**Supplied data**
========
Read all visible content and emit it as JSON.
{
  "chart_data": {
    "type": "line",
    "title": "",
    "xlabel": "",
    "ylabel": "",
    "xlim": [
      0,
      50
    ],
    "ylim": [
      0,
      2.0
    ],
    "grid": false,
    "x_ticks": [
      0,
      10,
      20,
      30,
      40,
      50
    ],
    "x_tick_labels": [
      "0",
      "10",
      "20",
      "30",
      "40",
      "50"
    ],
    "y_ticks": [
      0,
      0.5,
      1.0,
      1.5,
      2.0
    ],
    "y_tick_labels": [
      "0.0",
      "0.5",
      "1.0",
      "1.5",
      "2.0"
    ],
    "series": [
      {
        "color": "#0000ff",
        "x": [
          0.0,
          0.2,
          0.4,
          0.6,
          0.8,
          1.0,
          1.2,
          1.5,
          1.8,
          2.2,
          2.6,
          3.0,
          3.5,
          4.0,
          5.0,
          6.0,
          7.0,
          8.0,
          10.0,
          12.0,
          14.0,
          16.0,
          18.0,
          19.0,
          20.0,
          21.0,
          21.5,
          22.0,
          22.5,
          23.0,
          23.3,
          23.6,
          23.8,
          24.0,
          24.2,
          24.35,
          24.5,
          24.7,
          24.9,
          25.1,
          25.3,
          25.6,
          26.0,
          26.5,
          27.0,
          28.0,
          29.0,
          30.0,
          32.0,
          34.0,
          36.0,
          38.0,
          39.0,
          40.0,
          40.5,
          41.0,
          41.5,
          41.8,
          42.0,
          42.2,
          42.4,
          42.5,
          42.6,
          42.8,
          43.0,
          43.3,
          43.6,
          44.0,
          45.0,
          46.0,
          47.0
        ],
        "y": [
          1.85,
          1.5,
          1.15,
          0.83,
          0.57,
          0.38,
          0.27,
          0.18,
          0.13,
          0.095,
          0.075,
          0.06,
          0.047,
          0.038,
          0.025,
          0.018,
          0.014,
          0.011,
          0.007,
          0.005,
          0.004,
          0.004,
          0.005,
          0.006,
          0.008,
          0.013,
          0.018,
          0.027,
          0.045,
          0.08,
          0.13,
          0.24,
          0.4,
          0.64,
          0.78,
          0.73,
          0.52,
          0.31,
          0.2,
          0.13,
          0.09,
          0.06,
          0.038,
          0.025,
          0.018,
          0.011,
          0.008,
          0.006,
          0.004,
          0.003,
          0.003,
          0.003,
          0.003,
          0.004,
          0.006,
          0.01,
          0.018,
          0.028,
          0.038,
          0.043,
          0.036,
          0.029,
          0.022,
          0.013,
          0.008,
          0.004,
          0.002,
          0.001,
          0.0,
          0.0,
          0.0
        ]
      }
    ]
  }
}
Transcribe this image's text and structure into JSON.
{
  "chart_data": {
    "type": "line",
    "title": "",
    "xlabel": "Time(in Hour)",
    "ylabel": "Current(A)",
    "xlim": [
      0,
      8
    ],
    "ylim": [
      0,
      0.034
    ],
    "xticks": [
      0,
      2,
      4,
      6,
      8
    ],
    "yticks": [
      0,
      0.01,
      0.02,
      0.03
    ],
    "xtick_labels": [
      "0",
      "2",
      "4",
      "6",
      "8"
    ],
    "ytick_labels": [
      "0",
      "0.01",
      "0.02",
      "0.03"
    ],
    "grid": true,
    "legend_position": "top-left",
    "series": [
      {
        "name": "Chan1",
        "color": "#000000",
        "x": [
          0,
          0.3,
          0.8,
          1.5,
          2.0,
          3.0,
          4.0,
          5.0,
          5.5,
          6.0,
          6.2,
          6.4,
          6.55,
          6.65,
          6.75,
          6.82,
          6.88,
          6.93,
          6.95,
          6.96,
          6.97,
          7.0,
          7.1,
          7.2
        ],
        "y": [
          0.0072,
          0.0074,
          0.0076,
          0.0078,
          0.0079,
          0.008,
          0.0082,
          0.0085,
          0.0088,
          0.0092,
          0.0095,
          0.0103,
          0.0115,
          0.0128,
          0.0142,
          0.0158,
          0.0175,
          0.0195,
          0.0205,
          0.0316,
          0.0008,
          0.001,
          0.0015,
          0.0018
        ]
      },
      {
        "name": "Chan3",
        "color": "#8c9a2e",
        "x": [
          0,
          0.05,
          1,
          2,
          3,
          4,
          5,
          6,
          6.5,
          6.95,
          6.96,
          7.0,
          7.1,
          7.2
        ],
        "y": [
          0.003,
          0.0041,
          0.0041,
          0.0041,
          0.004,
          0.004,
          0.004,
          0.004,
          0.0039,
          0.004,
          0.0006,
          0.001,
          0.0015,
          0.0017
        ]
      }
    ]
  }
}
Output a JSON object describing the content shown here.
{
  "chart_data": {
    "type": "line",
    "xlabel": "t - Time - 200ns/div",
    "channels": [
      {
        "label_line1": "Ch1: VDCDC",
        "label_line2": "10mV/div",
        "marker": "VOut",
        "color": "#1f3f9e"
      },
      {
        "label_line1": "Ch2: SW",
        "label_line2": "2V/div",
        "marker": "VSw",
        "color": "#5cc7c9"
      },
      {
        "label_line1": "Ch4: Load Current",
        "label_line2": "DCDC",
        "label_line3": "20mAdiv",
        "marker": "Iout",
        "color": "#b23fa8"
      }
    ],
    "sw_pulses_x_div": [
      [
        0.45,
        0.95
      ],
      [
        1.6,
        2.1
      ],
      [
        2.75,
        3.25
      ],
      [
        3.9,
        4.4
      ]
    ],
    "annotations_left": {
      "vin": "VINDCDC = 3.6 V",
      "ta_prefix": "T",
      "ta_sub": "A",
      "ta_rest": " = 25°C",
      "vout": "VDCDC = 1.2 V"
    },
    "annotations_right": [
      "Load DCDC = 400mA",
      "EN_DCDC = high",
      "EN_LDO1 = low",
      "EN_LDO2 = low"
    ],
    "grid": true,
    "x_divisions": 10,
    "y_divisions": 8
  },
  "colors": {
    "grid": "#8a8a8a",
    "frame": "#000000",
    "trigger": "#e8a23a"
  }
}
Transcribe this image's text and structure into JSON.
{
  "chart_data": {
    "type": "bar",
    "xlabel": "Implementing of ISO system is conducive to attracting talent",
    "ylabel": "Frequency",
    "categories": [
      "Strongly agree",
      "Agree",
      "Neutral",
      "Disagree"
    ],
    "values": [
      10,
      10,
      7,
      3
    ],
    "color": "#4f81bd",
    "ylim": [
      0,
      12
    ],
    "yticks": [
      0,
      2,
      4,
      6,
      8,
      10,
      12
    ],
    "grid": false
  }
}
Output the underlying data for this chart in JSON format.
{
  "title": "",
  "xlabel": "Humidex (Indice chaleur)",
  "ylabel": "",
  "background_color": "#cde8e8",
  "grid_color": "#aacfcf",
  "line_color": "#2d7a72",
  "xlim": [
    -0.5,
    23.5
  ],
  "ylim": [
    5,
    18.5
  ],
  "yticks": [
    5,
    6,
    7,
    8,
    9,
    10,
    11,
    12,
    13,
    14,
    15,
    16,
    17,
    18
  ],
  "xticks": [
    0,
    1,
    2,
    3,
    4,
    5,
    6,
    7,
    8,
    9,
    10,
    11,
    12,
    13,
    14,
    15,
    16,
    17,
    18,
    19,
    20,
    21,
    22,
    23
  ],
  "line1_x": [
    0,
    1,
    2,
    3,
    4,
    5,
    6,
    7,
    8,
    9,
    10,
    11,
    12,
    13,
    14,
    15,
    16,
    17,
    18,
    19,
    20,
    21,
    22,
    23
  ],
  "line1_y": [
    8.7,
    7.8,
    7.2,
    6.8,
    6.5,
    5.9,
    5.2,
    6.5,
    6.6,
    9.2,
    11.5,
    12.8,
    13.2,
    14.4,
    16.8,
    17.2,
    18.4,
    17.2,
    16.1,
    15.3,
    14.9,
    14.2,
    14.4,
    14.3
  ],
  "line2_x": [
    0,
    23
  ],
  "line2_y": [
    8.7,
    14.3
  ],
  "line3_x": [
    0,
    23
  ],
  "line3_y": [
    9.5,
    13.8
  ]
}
========
**What this task involves**
Extract every line above containing the word "Output".

**Exercise solution**
Output a JSON object describing the content shown here.
Output the underlying data for this chart in JSON format.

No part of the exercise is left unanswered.